──────── Supplied data

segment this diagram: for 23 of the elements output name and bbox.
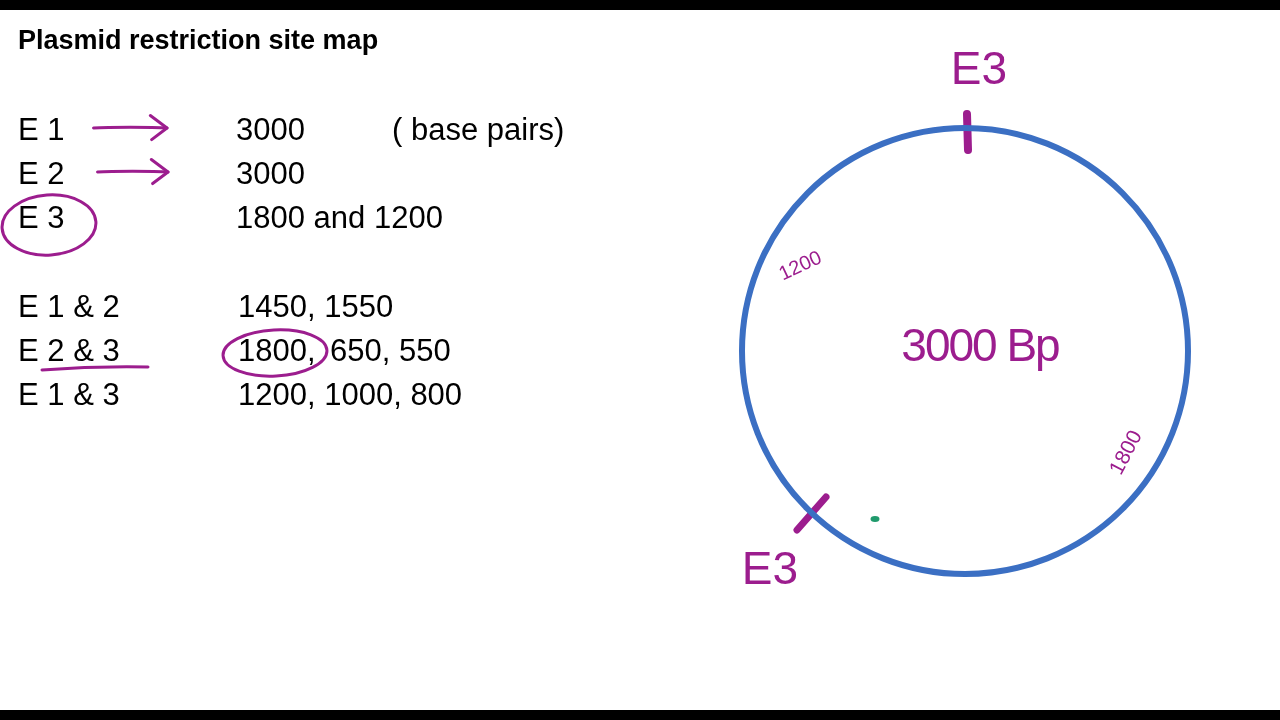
- circled-label: [221, 328, 329, 378]
- fragment-length-label: 1800: [1104, 426, 1146, 478]
- enzyme-combination: E 1 & 3: [18, 377, 120, 413]
- fragment-sizes: 650, 550: [330, 333, 451, 369]
- arrow: [92, 114, 169, 142]
- unit-note: ( base pairs): [392, 112, 565, 148]
- fragment-size: 1800,: [238, 333, 316, 369]
- enzyme-site-label: E3: [741, 545, 799, 591]
- enzyme-label: E 1: [18, 112, 65, 148]
- arrow: [96, 158, 170, 186]
- title: Plasmid restriction site map: [18, 24, 379, 57]
- fragment-sizes: 1450, 1550: [238, 289, 394, 325]
- fragment-size: 3000: [236, 156, 305, 192]
- enzyme-label: E 2: [18, 156, 65, 192]
- fragment-sizes: 1800 and 1200: [236, 200, 443, 236]
- enzyme-combination: E 2 & 3: [18, 333, 120, 369]
- fragment-sizes: 1200, 1000, 800: [238, 377, 463, 413]
- fragment-size: 3000: [236, 112, 305, 148]
- enzyme-site-label: E3: [950, 45, 1008, 91]
- fragment-length-label: 1200: [775, 246, 825, 284]
- circled-label: [0, 193, 98, 257]
- enzyme-combination: E 1 & 2: [18, 289, 120, 325]
- enzyme-label: E 3: [18, 200, 65, 236]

────────────────

__Instructions to follow__:
Without the pictures, retype all of the data above exactly.

__Reply to the exercise__:
segment this diagram: for 23 of the elements output name and bbox.
- circled-label: [221, 328, 329, 378]
- fragment-length-label: 1800: [1104, 426, 1146, 478]
- enzyme-combination: E 1 & 3: [18, 377, 120, 413]
- fragment-sizes: 650, 550: [330, 333, 451, 369]
- arrow: [92, 114, 169, 142]
- unit-note: ( base pairs): [392, 112, 565, 148]
- fragment-size: 1800,: [238, 333, 316, 369]
- enzyme-site-label: E3: [741, 545, 799, 591]
- enzyme-label: E 1: [18, 112, 65, 148]
- arrow: [96, 158, 170, 186]
- title: Plasmid restriction site map: [18, 24, 379, 57]
- fragment-sizes: 1450, 1550: [238, 289, 394, 325]
- fragment-size: 3000: [236, 156, 305, 192]
- enzyme-label: E 2: [18, 156, 65, 192]
- fragment-sizes: 1800 and 1200: [236, 200, 443, 236]
- enzyme-combination: E 2 & 3: [18, 333, 120, 369]
- fragment-sizes: 1200, 1000, 800: [238, 377, 463, 413]
- fragment-size: 3000: [236, 112, 305, 148]
- enzyme-site-label: E3: [950, 45, 1008, 91]
- fragment-length-label: 1200: [775, 246, 825, 284]
- circled-label: [0, 193, 98, 257]
- enzyme-combination: E 1 & 2: [18, 289, 120, 325]
- enzyme-label: E 3: [18, 200, 65, 236]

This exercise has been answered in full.